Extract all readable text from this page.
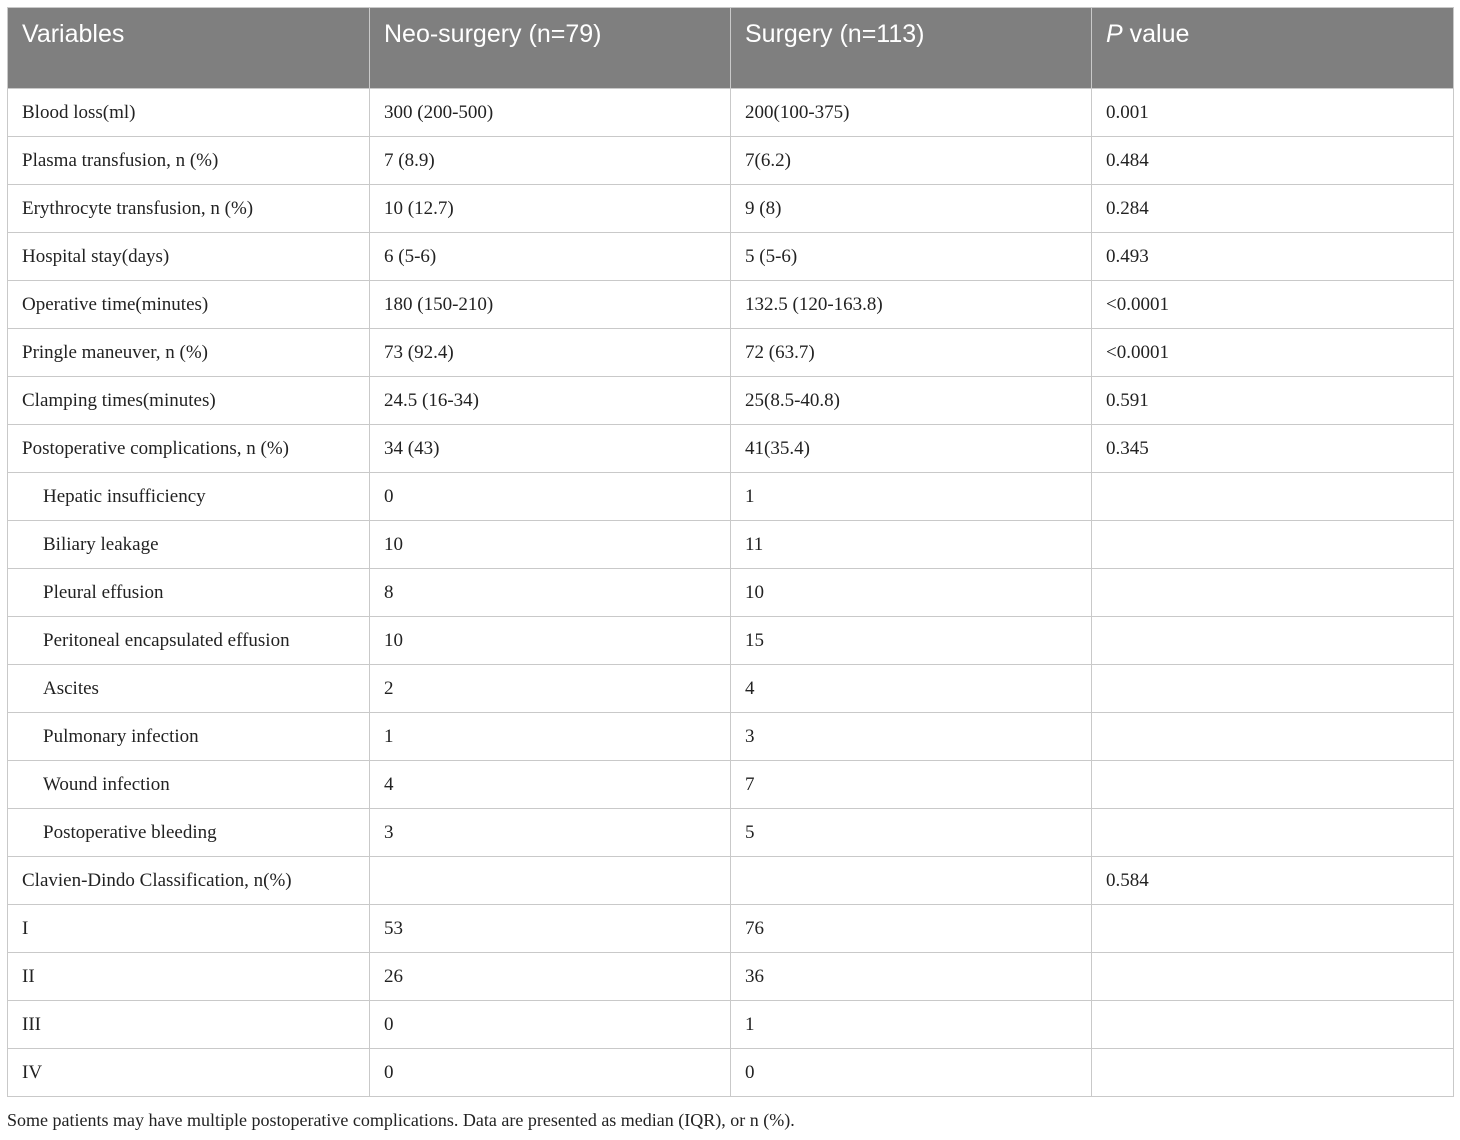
Variables	Neo-surgery (n=79)	Surgery (n=113)	P value
Blood loss(ml)	300 (200-500)	200(100-375)	0.001
Plasma transfusion, n (%)	7 (8.9)	7(6.2)	0.484
Erythrocyte transfusion, n (%)	10 (12.7)	9 (8)	0.284
Hospital stay(days)	6 (5-6)	5 (5-6)	0.493
Operative time(minutes)	180 (150-210)	132.5 (120-163.8)	<0.0001
Pringle maneuver, n (%)	73 (92.4)	72 (63.7)	<0.0001
Clamping times(minutes)	24.5 (16-34)	25(8.5-40.8)	0.591
Postoperative complications, n (%)	34 (43)	41(35.4)	0.345
Hepatic insufficiency	0	1	
Biliary leakage	10	11	
Pleural effusion	8	10	
Peritoneal encapsulated effusion	10	15	
Ascites	2	4	
Pulmonary infection	1	3	
Wound infection	4	7	
Postoperative bleeding	3	5	
Clavien-Dindo Classification, n(%)			0.584
I	53	76	
II	26	36	
III	0	1	
IV	0	0	
Some patients may have multiple postoperative complications. Data are presented as median (IQR), or n (%).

- [Exercise aim]: Output the listing above in full, exactly. No images.

- [Exercise output]:
Extract all readable text from this page.
Variables	Neo-surgery (n=79)	Surgery (n=113)	P value
Blood loss(ml)	300 (200-500)	200(100-375)	0.001
Plasma transfusion, n (%)	7 (8.9)	7(6.2)	0.484
Erythrocyte transfusion, n (%)	10 (12.7)	9 (8)	0.284
Hospital stay(days)	6 (5-6)	5 (5-6)	0.493
Operative time(minutes)	180 (150-210)	132.5 (120-163.8)	<0.0001
Pringle maneuver, n (%)	73 (92.4)	72 (63.7)	<0.0001
Clamping times(minutes)	24.5 (16-34)	25(8.5-40.8)	0.591
Postoperative complications, n (%)	34 (43)	41(35.4)	0.345
Hepatic insufficiency	0	1	
Biliary leakage	10	11	
Pleural effusion	8	10	
Peritoneal encapsulated effusion	10	15	
Ascites	2	4	
Pulmonary infection	1	3	
Wound infection	4	7	
Postoperative bleeding	3	5	
Clavien-Dindo Classification, n(%)			0.584
I	53	76	
II	26	36	
III	0	1	
IV	0	0	
Some patients may have multiple postoperative complications. Data are presented as median (IQR), or n (%).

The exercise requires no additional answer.